## Text for analysis
Segment Open

It of course remains the case that all Americans should be very worried about the Court. If the Dems of today’s mold get to pick the future justices from now until, say, 2024, which given the last election is apparently a real possibility, then the U.S.A. will . . . . . . well, you fill in the blank.

And of course, FDR matters in all times, and I linked to Sid Milkis’s FDR talk mainly because I wanted to share the Christopher Newport University conference goods here.

But I will confess that FDR’s Bill has been on my mind lately, even if not for the reasons Peter thinks. I am about to post an essay here that is not primarily about FDR, which in passing will suggest why that speech does matter for us nearly 70 years later. The most dangerous part of that speech—the 1944 State of the Union Address —was not the list of rights itself, which said all should have a . . . right to a useful and remunerative job . . . a . . . right to earn enough to provide adequate food and clothing . . . and a right to adequate protection from the economic fears of old age, sickness, accident, and unemployment . . . all of them proper goals for good democratic government that I would have no qualms with if they were expressed as such, and not as rights . No, the most dangerous part is where FDR says:

We have accepted, so to speak, a second Bill of Rights . . .

Segment Closed

## Data for review
Segment Open

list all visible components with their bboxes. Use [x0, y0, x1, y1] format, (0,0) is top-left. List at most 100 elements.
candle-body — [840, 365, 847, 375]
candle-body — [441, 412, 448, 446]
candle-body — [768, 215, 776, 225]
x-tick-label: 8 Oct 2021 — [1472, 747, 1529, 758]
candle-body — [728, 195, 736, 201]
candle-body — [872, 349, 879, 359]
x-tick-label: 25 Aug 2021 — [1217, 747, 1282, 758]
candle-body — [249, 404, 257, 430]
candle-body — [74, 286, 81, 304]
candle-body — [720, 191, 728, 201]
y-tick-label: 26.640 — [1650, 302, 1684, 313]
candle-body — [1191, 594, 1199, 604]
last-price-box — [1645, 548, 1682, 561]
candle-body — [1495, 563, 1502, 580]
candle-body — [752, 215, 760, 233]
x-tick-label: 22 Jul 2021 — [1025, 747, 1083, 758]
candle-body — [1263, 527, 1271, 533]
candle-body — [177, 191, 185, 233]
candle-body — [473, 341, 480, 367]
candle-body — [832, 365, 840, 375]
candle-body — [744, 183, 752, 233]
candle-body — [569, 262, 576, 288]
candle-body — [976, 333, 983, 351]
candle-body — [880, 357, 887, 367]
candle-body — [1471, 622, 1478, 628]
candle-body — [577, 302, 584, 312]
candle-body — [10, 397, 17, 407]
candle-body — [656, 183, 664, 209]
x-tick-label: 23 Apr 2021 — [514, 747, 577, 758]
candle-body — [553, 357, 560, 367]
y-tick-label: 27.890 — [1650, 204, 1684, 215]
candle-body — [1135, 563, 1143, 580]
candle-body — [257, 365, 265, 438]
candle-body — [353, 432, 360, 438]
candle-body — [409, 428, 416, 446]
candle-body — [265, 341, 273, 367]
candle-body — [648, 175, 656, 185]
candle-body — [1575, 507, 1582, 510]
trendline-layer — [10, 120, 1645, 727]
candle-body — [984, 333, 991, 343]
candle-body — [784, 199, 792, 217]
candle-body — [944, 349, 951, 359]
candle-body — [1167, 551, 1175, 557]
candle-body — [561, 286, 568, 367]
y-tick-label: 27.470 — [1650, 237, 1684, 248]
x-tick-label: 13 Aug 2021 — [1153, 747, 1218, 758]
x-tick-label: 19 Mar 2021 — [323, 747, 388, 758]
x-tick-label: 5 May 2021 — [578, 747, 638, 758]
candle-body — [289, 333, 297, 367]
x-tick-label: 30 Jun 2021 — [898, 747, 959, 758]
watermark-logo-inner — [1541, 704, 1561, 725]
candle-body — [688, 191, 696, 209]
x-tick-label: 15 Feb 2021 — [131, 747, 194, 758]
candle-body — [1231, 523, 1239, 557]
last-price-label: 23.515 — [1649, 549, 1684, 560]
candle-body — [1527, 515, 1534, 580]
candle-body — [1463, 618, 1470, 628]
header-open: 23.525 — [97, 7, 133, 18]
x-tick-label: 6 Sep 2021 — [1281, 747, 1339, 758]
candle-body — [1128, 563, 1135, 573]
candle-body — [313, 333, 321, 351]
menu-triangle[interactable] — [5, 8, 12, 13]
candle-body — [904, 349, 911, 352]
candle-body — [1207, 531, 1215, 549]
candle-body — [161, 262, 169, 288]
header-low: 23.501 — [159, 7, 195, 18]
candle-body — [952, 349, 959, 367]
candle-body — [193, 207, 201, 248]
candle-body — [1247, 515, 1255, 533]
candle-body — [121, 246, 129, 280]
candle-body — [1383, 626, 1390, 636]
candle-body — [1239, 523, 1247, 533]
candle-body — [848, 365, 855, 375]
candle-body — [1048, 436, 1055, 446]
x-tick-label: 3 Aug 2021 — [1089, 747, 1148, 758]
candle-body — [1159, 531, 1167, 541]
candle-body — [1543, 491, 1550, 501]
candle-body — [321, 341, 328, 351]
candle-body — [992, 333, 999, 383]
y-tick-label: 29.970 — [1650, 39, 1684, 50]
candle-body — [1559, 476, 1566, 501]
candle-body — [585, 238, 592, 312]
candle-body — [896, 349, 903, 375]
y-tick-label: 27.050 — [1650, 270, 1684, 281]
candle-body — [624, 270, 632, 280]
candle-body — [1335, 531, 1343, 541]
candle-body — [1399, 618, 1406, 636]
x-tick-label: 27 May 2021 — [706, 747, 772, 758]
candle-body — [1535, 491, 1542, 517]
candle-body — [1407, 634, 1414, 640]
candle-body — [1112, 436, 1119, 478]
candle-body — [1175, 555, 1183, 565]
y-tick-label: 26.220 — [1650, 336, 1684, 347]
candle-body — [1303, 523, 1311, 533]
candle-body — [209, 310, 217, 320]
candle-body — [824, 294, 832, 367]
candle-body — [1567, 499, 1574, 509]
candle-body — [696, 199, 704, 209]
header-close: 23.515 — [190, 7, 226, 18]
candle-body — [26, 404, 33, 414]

Segment Closed

## Activity 1
In the passage on FDR's Bill above, why does the author say the list of rights is not the most dangerous part of the 1944 speech? Answer in one to three sentences.
## Activity 2
Decide whether each statement agrees with the passage on FDR's Bill. Answer yes or no, and quote the deciding words from the passage.
(a) The author linked to Sid Milkis's FDR talk mainly to share the Christopher Newport University conference material.
(b) The author considers the list of rights itself the most dangerous part of the 1944 State of the Union Address.
(c) The essay the author is about to post is primarily about FDR.
## Activity 3
From the passage on FDR's Bill, quote the text from "And of course, FDR" up to and including "conference goods here.".

## Written answer 1
The author regards the rights on the list as proper goals for good democratic government. The author would have no objection to them if they were stated as goals rather than as rights.

## Written answer 2
(a) Yes: "I linked to Sid Milkis’s FDR talk mainly because I wanted to share the Christopher Newport University conference goods here."
(b) No: "The most dangerous part of that speech—the 1944 State of the Union Address —was not the list of rights itself"
(c) No: "I am about to post an essay here that is not primarily about FDR"

## Written answer 3
And of course, FDR matters in all times, and I linked to Sid Milkis’s FDR talk mainly because I wanted to share the Christopher Newport University conference goods here.